● Data in this exercise

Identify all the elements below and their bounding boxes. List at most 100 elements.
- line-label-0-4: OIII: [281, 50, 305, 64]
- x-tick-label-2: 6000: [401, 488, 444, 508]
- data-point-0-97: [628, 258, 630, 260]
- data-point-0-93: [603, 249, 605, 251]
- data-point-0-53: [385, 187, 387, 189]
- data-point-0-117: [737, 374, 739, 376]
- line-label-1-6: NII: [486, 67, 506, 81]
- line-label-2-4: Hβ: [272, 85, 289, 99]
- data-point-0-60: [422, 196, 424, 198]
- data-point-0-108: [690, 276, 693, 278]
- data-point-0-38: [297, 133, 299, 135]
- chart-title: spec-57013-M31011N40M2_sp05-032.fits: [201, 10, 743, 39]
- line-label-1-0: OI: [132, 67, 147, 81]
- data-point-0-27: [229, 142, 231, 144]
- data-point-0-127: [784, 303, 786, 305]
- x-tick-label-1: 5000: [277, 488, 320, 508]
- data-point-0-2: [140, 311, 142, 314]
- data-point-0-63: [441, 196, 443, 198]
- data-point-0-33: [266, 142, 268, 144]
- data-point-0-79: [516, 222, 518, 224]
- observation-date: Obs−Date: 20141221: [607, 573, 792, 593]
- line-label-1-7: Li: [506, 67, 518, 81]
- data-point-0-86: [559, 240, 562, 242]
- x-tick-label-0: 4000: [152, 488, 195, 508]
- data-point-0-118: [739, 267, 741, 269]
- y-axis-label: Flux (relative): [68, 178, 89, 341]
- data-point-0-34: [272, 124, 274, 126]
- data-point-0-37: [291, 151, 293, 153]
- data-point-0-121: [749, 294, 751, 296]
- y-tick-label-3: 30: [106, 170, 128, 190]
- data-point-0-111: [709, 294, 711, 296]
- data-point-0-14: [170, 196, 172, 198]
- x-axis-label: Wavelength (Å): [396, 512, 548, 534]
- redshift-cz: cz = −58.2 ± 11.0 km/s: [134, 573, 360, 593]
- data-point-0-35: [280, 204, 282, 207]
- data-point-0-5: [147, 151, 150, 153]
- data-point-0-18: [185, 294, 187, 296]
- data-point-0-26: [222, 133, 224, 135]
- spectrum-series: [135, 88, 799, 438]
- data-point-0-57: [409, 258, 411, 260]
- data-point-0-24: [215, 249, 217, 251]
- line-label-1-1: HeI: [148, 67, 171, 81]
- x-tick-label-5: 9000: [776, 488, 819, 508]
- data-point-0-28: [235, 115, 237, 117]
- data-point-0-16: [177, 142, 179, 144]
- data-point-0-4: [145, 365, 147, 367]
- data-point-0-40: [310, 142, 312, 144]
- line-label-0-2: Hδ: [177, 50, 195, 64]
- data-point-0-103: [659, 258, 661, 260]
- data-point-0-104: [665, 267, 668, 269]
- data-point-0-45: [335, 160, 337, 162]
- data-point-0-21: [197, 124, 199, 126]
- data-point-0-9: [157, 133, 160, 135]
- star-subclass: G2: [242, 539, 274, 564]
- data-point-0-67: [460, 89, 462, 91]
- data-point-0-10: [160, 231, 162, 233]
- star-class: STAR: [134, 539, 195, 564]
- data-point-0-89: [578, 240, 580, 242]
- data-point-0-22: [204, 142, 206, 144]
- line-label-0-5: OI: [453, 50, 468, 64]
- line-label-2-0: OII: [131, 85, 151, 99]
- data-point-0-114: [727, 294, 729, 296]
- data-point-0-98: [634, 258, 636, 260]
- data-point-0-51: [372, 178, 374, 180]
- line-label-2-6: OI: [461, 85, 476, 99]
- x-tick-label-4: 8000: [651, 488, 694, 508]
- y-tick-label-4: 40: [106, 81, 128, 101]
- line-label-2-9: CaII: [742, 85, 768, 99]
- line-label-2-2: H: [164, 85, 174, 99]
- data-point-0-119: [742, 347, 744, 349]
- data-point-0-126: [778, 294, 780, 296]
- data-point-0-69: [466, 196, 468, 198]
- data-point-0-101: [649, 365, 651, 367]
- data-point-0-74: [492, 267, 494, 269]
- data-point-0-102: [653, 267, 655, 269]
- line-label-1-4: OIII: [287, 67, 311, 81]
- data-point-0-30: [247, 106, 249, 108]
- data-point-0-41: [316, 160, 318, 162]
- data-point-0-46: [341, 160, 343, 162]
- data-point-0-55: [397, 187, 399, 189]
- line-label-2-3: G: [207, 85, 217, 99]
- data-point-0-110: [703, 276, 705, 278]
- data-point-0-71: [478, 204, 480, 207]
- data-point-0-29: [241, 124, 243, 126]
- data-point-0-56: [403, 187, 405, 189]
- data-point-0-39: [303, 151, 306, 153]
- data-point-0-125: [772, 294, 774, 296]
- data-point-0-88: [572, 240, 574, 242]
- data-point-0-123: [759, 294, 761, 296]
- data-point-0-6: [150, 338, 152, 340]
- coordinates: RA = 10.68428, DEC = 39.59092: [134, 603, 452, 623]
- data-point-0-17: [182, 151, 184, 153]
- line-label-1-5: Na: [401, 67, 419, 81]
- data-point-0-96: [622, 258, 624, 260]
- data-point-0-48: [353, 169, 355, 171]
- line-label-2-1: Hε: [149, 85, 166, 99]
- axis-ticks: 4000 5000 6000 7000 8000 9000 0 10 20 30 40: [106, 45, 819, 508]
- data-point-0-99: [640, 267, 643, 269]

● What is expected
Please reproduce the records word for word, from the start of the records up to and including the line with "- data-point-0-21: [197, 124, 199, 126]".

● Task result
Identify all the elements below and their bounding boxes. List at most 100 elements.
- line-label-0-4: OIII: [281, 50, 305, 64]
- x-tick-label-2: 6000: [401, 488, 444, 508]
- data-point-0-97: [628, 258, 630, 260]
- data-point-0-93: [603, 249, 605, 251]
- data-point-0-53: [385, 187, 387, 189]
- data-point-0-117: [737, 374, 739, 376]
- line-label-1-6: NII: [486, 67, 506, 81]
- line-label-2-4: Hβ: [272, 85, 289, 99]
- data-point-0-60: [422, 196, 424, 198]
- data-point-0-108: [690, 276, 693, 278]
- data-point-0-38: [297, 133, 299, 135]
- chart-title: spec-57013-M31011N40M2_sp05-032.fits: [201, 10, 743, 39]
- line-label-1-0: OI: [132, 67, 147, 81]
- data-point-0-27: [229, 142, 231, 144]
- data-point-0-127: [784, 303, 786, 305]
- x-tick-label-1: 5000: [277, 488, 320, 508]
- data-point-0-2: [140, 311, 142, 314]
- data-point-0-63: [441, 196, 443, 198]
- data-point-0-33: [266, 142, 268, 144]
- data-point-0-79: [516, 222, 518, 224]
- observation-date: Obs−Date: 20141221: [607, 573, 792, 593]
- line-label-1-7: Li: [506, 67, 518, 81]
- data-point-0-86: [559, 240, 562, 242]
- x-tick-label-0: 4000: [152, 488, 195, 508]
- data-point-0-118: [739, 267, 741, 269]
- y-axis-label: Flux (relative): [68, 178, 89, 341]
- data-point-0-34: [272, 124, 274, 126]
- data-point-0-37: [291, 151, 293, 153]
- data-point-0-121: [749, 294, 751, 296]
- y-tick-label-3: 30: [106, 170, 128, 190]
- data-point-0-111: [709, 294, 711, 296]
- data-point-0-14: [170, 196, 172, 198]
- x-axis-label: Wavelength (Å): [396, 512, 548, 534]
- redshift-cz: cz = −58.2 ± 11.0 km/s: [134, 573, 360, 593]
- data-point-0-35: [280, 204, 282, 207]
- data-point-0-5: [147, 151, 150, 153]
- data-point-0-18: [185, 294, 187, 296]
- data-point-0-26: [222, 133, 224, 135]
- spectrum-series: [135, 88, 799, 438]
- data-point-0-57: [409, 258, 411, 260]
- data-point-0-24: [215, 249, 217, 251]
- line-label-1-1: HeI: [148, 67, 171, 81]
- x-tick-label-5: 9000: [776, 488, 819, 508]
- data-point-0-28: [235, 115, 237, 117]
- data-point-0-16: [177, 142, 179, 144]
- data-point-0-4: [145, 365, 147, 367]
- data-point-0-40: [310, 142, 312, 144]
- line-label-0-2: Hδ: [177, 50, 195, 64]
- data-point-0-103: [659, 258, 661, 260]
- data-point-0-104: [665, 267, 668, 269]
- data-point-0-45: [335, 160, 337, 162]
- data-point-0-21: [197, 124, 199, 126]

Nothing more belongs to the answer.